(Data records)

_ _ _ _ _

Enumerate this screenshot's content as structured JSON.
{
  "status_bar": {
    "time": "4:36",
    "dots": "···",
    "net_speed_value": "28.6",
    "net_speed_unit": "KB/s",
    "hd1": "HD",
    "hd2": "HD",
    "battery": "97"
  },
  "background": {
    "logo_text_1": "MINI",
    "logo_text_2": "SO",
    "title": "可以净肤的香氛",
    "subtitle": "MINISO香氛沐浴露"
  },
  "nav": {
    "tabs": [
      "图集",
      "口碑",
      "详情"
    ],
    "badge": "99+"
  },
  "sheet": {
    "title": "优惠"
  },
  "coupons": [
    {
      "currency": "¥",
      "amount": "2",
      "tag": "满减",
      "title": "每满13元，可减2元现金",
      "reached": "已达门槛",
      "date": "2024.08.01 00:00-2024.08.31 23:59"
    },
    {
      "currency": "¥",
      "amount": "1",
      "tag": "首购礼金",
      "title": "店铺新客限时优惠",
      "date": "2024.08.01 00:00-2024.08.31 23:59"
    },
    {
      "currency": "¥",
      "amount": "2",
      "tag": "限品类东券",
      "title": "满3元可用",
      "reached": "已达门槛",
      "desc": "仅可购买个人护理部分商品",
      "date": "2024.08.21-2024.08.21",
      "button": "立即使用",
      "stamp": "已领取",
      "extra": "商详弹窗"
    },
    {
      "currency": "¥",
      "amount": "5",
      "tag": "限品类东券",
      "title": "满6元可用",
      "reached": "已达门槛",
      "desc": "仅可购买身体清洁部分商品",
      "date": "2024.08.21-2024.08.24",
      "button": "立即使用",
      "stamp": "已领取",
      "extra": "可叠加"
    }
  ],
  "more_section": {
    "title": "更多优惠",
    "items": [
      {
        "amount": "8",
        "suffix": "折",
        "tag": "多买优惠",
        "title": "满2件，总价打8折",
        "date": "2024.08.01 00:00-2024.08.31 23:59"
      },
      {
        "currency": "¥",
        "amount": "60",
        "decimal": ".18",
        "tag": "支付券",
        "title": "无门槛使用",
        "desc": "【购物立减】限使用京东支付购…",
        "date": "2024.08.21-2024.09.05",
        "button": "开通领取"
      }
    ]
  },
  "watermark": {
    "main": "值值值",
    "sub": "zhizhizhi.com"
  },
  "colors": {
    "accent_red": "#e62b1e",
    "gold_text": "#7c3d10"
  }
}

_ _ _ _ _

What you need to do: Say how many lines of the material contain the word "date", with no other text.

Output for this exercise: 6